-- start Task inputs --

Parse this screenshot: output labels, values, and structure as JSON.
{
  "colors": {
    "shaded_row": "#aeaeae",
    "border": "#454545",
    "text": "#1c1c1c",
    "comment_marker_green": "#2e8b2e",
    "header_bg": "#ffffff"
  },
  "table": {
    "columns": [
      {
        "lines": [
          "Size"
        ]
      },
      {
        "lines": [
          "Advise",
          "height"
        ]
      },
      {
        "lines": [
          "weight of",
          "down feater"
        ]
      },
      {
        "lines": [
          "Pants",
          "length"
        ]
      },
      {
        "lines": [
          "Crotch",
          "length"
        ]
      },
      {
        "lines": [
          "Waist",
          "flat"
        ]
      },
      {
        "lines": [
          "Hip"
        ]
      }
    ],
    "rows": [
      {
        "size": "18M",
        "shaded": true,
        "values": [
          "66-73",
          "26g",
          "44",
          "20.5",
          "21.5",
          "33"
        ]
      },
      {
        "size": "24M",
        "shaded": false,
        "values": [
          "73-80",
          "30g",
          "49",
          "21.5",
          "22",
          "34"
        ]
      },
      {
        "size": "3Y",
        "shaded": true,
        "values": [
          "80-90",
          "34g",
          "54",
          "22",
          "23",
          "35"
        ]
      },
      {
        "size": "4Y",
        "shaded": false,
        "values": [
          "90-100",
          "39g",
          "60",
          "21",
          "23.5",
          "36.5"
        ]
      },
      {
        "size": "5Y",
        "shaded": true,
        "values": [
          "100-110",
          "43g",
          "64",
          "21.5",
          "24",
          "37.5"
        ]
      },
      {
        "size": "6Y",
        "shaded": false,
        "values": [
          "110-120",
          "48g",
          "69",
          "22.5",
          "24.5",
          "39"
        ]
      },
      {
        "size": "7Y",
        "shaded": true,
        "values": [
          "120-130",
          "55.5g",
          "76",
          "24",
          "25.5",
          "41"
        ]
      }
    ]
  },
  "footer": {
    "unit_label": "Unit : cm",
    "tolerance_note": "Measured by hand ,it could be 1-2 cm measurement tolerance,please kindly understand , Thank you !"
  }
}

-- end Task inputs --

◆ Given request: Extract each entry in full, exactly as given.

◆ Solution to this exercise:
Parse this screenshot: output labels, values, and structure as JSON.
{
  "colors": {
    "shaded_row": "#aeaeae",
    "border": "#454545",
    "text": "#1c1c1c",
    "comment_marker_green": "#2e8b2e",
    "header_bg": "#ffffff"
  },
  "table": {
    "columns": [
      {
        "lines": [
          "Size"
        ]
      },
      {
        "lines": [
          "Advise",
          "height"
        ]
      },
      {
        "lines": [
          "weight of",
          "down feater"
        ]
      },
      {
        "lines": [
          "Pants",
          "length"
        ]
      },
      {
        "lines": [
          "Crotch",
          "length"
        ]
      },
      {
        "lines": [
          "Waist",
          "flat"
        ]
      },
      {
        "lines": [
          "Hip"
        ]
      }
    ],
    "rows": [
      {
        "size": "18M",
        "shaded": true,
        "values": [
          "66-73",
          "26g",
          "44",
          "20.5",
          "21.5",
          "33"
        ]
      },
      {
        "size": "24M",
        "shaded": false,
        "values": [
          "73-80",
          "30g",
          "49",
          "21.5",
          "22",
          "34"
        ]
      },
      {
        "size": "3Y",
        "shaded": true,
        "values": [
          "80-90",
          "34g",
          "54",
          "22",
          "23",
          "35"
        ]
      },
      {
        "size": "4Y",
        "shaded": false,
        "values": [
          "90-100",
          "39g",
          "60",
          "21",
          "23.5",
          "36.5"
        ]
      },
      {
        "size": "5Y",
        "shaded": true,
        "values": [
          "100-110",
          "43g",
          "64",
          "21.5",
          "24",
          "37.5"
        ]
      },
      {
        "size": "6Y",
        "shaded": false,
        "values": [
          "110-120",
          "48g",
          "69",
          "22.5",
          "24.5",
          "39"
        ]
      },
      {
        "size": "7Y",
        "shaded": true,
        "values": [
          "120-130",
          "55.5g",
          "76",
          "24",
          "25.5",
          "41"
        ]
      }
    ]
  },
  "footer": {
    "unit_label": "Unit : cm",
    "tolerance_note": "Measured by hand ,it could be 1-2 cm measurement tolerance,please kindly understand , Thank you !"
  }
}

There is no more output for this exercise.